= Written instruction =
From the entries below, count every line that contains the word "till". Please give the number and nothing else.

Figure contents as structured data
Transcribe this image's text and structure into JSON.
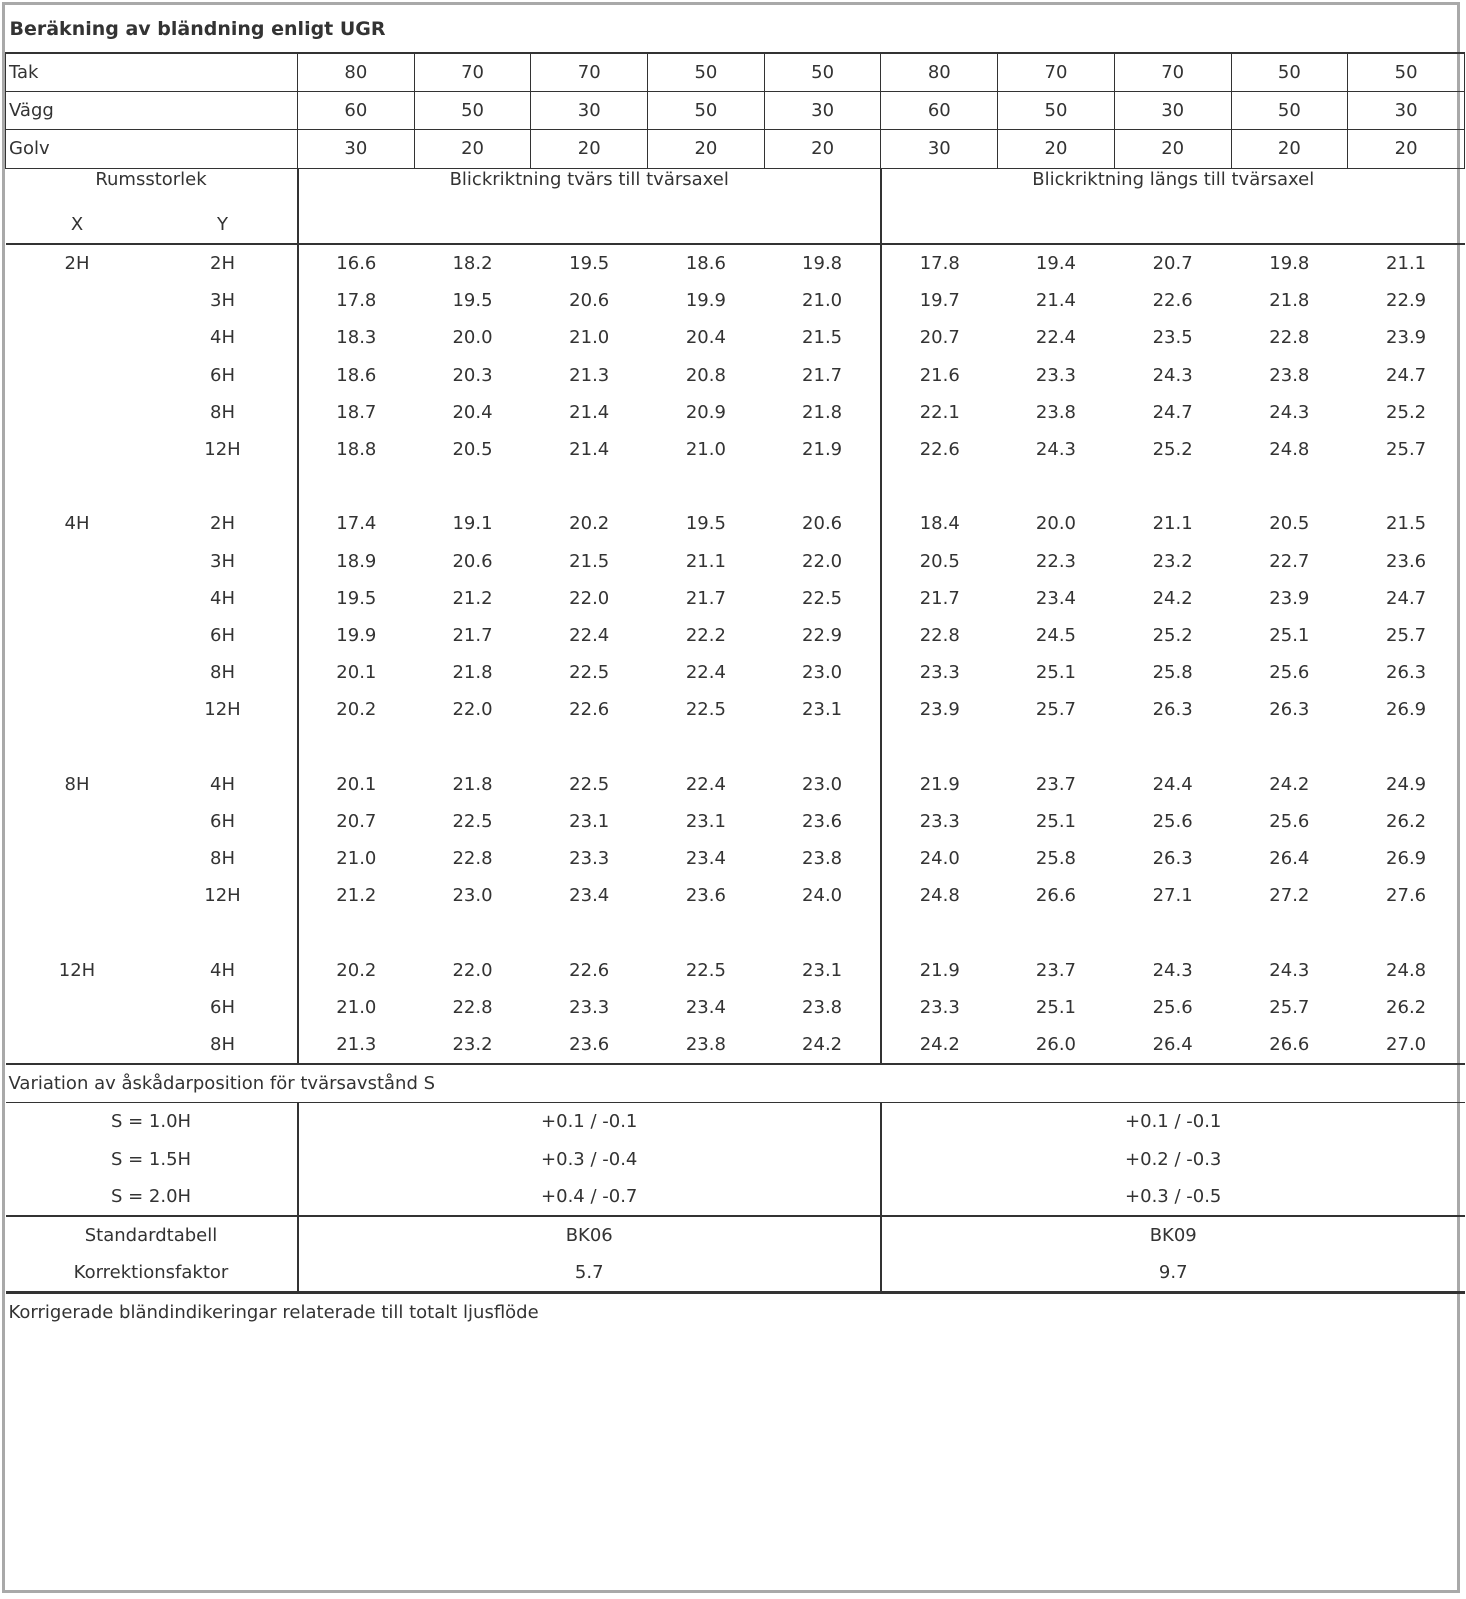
{
  "title": "Beräkning av bländning enligt UGR",
  "reflectances": [
    {
      "label": "Tak",
      "values": [
        "80",
        "70",
        "70",
        "50",
        "50",
        "80",
        "70",
        "70",
        "50",
        "50"
      ]
    },
    {
      "label": "Vägg",
      "values": [
        "60",
        "50",
        "30",
        "50",
        "30",
        "60",
        "50",
        "30",
        "50",
        "30"
      ]
    },
    {
      "label": "Golv",
      "values": [
        "30",
        "20",
        "20",
        "20",
        "20",
        "30",
        "20",
        "20",
        "20",
        "20"
      ]
    }
  ],
  "header": {
    "room_size": "Rumsstorlek",
    "x": "X",
    "y": "Y",
    "view_crosswise": "Blickriktning tvärs till tvärsaxel",
    "view_lengthwise": "Blickriktning längs till tvärsaxel"
  },
  "groups": [
    {
      "x": "2H",
      "rows": [
        {
          "y": "2H",
          "v": [
            "16.6",
            "18.2",
            "19.5",
            "18.6",
            "19.8",
            "17.8",
            "19.4",
            "20.7",
            "19.8",
            "21.1"
          ]
        },
        {
          "y": "3H",
          "v": [
            "17.8",
            "19.5",
            "20.6",
            "19.9",
            "21.0",
            "19.7",
            "21.4",
            "22.6",
            "21.8",
            "22.9"
          ]
        },
        {
          "y": "4H",
          "v": [
            "18.3",
            "20.0",
            "21.0",
            "20.4",
            "21.5",
            "20.7",
            "22.4",
            "23.5",
            "22.8",
            "23.9"
          ]
        },
        {
          "y": "6H",
          "v": [
            "18.6",
            "20.3",
            "21.3",
            "20.8",
            "21.7",
            "21.6",
            "23.3",
            "24.3",
            "23.8",
            "24.7"
          ]
        },
        {
          "y": "8H",
          "v": [
            "18.7",
            "20.4",
            "21.4",
            "20.9",
            "21.8",
            "22.1",
            "23.8",
            "24.7",
            "24.3",
            "25.2"
          ]
        },
        {
          "y": "12H",
          "v": [
            "18.8",
            "20.5",
            "21.4",
            "21.0",
            "21.9",
            "22.6",
            "24.3",
            "25.2",
            "24.8",
            "25.7"
          ]
        }
      ]
    },
    {
      "x": "4H",
      "rows": [
        {
          "y": "2H",
          "v": [
            "17.4",
            "19.1",
            "20.2",
            "19.5",
            "20.6",
            "18.4",
            "20.0",
            "21.1",
            "20.5",
            "21.5"
          ]
        },
        {
          "y": "3H",
          "v": [
            "18.9",
            "20.6",
            "21.5",
            "21.1",
            "22.0",
            "20.5",
            "22.3",
            "23.2",
            "22.7",
            "23.6"
          ]
        },
        {
          "y": "4H",
          "v": [
            "19.5",
            "21.2",
            "22.0",
            "21.7",
            "22.5",
            "21.7",
            "23.4",
            "24.2",
            "23.9",
            "24.7"
          ]
        },
        {
          "y": "6H",
          "v": [
            "19.9",
            "21.7",
            "22.4",
            "22.2",
            "22.9",
            "22.8",
            "24.5",
            "25.2",
            "25.1",
            "25.7"
          ]
        },
        {
          "y": "8H",
          "v": [
            "20.1",
            "21.8",
            "22.5",
            "22.4",
            "23.0",
            "23.3",
            "25.1",
            "25.8",
            "25.6",
            "26.3"
          ]
        },
        {
          "y": "12H",
          "v": [
            "20.2",
            "22.0",
            "22.6",
            "22.5",
            "23.1",
            "23.9",
            "25.7",
            "26.3",
            "26.3",
            "26.9"
          ]
        }
      ]
    },
    {
      "x": "8H",
      "rows": [
        {
          "y": "4H",
          "v": [
            "20.1",
            "21.8",
            "22.5",
            "22.4",
            "23.0",
            "21.9",
            "23.7",
            "24.4",
            "24.2",
            "24.9"
          ]
        },
        {
          "y": "6H",
          "v": [
            "20.7",
            "22.5",
            "23.1",
            "23.1",
            "23.6",
            "23.3",
            "25.1",
            "25.6",
            "25.6",
            "26.2"
          ]
        },
        {
          "y": "8H",
          "v": [
            "21.0",
            "22.8",
            "23.3",
            "23.4",
            "23.8",
            "24.0",
            "25.8",
            "26.3",
            "26.4",
            "26.9"
          ]
        },
        {
          "y": "12H",
          "v": [
            "21.2",
            "23.0",
            "23.4",
            "23.6",
            "24.0",
            "24.8",
            "26.6",
            "27.1",
            "27.2",
            "27.6"
          ]
        }
      ]
    },
    {
      "x": "12H",
      "rows": [
        {
          "y": "4H",
          "v": [
            "20.2",
            "22.0",
            "22.6",
            "22.5",
            "23.1",
            "21.9",
            "23.7",
            "24.3",
            "24.3",
            "24.8"
          ]
        },
        {
          "y": "6H",
          "v": [
            "21.0",
            "22.8",
            "23.3",
            "23.4",
            "23.8",
            "23.3",
            "25.1",
            "25.6",
            "25.7",
            "26.2"
          ]
        },
        {
          "y": "8H",
          "v": [
            "21.3",
            "23.2",
            "23.6",
            "23.8",
            "24.2",
            "24.2",
            "26.0",
            "26.4",
            "26.6",
            "27.0"
          ]
        }
      ]
    }
  ],
  "variation": {
    "title": "Variation av åskådarposition för tvärsavstånd S",
    "rows": [
      {
        "label": "S = 1.0H",
        "cross": "+0.1 / -0.1",
        "length": "+0.1 / -0.1"
      },
      {
        "label": "S = 1.5H",
        "cross": "+0.3 / -0.4",
        "length": "+0.2 / -0.3"
      },
      {
        "label": "S = 2.0H",
        "cross": "+0.4 / -0.7",
        "length": "+0.3 / -0.5"
      }
    ]
  },
  "standard": {
    "table_label": "Standardtabell",
    "table_cross": "BK06",
    "table_length": "BK09",
    "factor_label": "Korrektionsfaktor",
    "factor_cross": "5.7",
    "factor_length": "9.7"
  },
  "footer_note": "Korrigerade bländindikeringar relaterade till totalt ljusflöde"
}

= Reply =
3